▶ [STATED PROBLEM]:
Copy every record below, exactly as written.

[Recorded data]
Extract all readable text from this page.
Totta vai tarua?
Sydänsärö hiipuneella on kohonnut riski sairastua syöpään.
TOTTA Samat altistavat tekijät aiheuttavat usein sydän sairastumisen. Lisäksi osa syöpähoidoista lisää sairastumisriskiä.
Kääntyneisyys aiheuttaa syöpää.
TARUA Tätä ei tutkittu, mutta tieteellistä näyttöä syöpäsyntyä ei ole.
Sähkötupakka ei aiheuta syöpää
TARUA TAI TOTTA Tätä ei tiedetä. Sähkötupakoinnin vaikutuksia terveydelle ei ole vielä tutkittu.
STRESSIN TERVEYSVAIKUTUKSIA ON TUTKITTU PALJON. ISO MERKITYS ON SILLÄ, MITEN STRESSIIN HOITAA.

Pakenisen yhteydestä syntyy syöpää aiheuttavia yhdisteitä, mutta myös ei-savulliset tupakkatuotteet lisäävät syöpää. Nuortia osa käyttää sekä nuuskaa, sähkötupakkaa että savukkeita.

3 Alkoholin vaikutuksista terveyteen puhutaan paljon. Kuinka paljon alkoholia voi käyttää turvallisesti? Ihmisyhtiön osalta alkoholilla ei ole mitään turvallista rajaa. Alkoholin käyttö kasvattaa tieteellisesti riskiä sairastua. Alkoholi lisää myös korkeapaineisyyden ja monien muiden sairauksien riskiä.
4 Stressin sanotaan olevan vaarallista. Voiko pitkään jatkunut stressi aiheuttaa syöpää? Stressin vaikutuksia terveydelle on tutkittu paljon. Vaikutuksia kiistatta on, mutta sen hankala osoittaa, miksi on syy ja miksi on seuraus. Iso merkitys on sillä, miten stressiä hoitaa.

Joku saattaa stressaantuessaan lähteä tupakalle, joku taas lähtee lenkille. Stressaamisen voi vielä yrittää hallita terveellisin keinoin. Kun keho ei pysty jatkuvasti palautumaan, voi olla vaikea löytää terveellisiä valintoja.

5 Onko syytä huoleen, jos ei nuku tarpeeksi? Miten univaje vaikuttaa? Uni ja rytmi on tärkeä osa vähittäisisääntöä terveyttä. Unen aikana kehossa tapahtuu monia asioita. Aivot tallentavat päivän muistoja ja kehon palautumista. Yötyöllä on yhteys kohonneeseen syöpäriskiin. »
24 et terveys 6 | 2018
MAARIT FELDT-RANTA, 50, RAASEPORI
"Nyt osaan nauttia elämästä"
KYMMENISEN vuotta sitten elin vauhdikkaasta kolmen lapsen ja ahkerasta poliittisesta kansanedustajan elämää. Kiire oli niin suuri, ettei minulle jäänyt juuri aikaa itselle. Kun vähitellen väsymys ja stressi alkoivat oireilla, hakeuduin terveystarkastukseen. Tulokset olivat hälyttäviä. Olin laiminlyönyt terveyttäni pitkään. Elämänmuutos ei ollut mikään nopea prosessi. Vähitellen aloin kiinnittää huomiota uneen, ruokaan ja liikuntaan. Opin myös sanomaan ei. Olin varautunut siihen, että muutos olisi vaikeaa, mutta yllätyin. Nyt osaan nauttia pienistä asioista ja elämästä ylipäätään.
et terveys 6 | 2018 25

▶ [EXERCISE RESULT]:
Extract all readable text from this page.
Totta vai tarua?
Sydänsärö hiipuneella on kohonnut riski sairastua syöpään.
TOTTA Samat altistavat tekijät aiheuttavat usein sydän sairastumisen. Lisäksi osa syöpähoidoista lisää sairastumisriskiä.
Kääntyneisyys aiheuttaa syöpää.
TARUA Tätä ei tutkittu, mutta tieteellistä näyttöä syöpäsyntyä ei ole.
Sähkötupakka ei aiheuta syöpää
TARUA TAI TOTTA Tätä ei tiedetä. Sähkötupakoinnin vaikutuksia terveydelle ei ole vielä tutkittu.
STRESSIN TERVEYSVAIKUTUKSIA ON TUTKITTU PALJON. ISO MERKITYS ON SILLÄ, MITEN STRESSIIN HOITAA.

Pakenisen yhteydestä syntyy syöpää aiheuttavia yhdisteitä, mutta myös ei-savulliset tupakkatuotteet lisäävät syöpää. Nuortia osa käyttää sekä nuuskaa, sähkötupakkaa että savukkeita.

3 Alkoholin vaikutuksista terveyteen puhutaan paljon. Kuinka paljon alkoholia voi käyttää turvallisesti? Ihmisyhtiön osalta alkoholilla ei ole mitään turvallista rajaa. Alkoholin käyttö kasvattaa tieteellisesti riskiä sairastua. Alkoholi lisää myös korkeapaineisyyden ja monien muiden sairauksien riskiä.
4 Stressin sanotaan olevan vaarallista. Voiko pitkään jatkunut stressi aiheuttaa syöpää? Stressin vaikutuksia terveydelle on tutkittu paljon. Vaikutuksia kiistatta on, mutta sen hankala osoittaa, miksi on syy ja miksi on seuraus. Iso merkitys on sillä, miten stressiä hoitaa.

Joku saattaa stressaantuessaan lähteä tupakalle, joku taas lähtee lenkille. Stressaamisen voi vielä yrittää hallita terveellisin keinoin. Kun keho ei pysty jatkuvasti palautumaan, voi olla vaikea löytää terveellisiä valintoja.

5 Onko syytä huoleen, jos ei nuku tarpeeksi? Miten univaje vaikuttaa? Uni ja rytmi on tärkeä osa vähittäisisääntöä terveyttä. Unen aikana kehossa tapahtuu monia asioita. Aivot tallentavat päivän muistoja ja kehon palautumista. Yötyöllä on yhteys kohonneeseen syöpäriskiin. »
24 et terveys 6 | 2018
MAARIT FELDT-RANTA, 50, RAASEPORI
"Nyt osaan nauttia elämästä"
KYMMENISEN vuotta sitten elin vauhdikkaasta kolmen lapsen ja ahkerasta poliittisesta kansanedustajan elämää. Kiire oli niin suuri, ettei minulle jäänyt juuri aikaa itselle. Kun vähitellen väsymys ja stressi alkoivat oireilla, hakeuduin terveystarkastukseen. Tulokset olivat hälyttäviä. Olin laiminlyönyt terveyttäni pitkään. Elämänmuutos ei ollut mikään nopea prosessi. Vähitellen aloin kiinnittää huomiota uneen, ruokaan ja liikuntaan. Opin myös sanomaan ei. Olin varautunut siihen, että muutos olisi vaikeaa, mutta yllätyin. Nyt osaan nauttia pienistä asioista ja elämästä ylipäätään.
et terveys 6 | 2018 25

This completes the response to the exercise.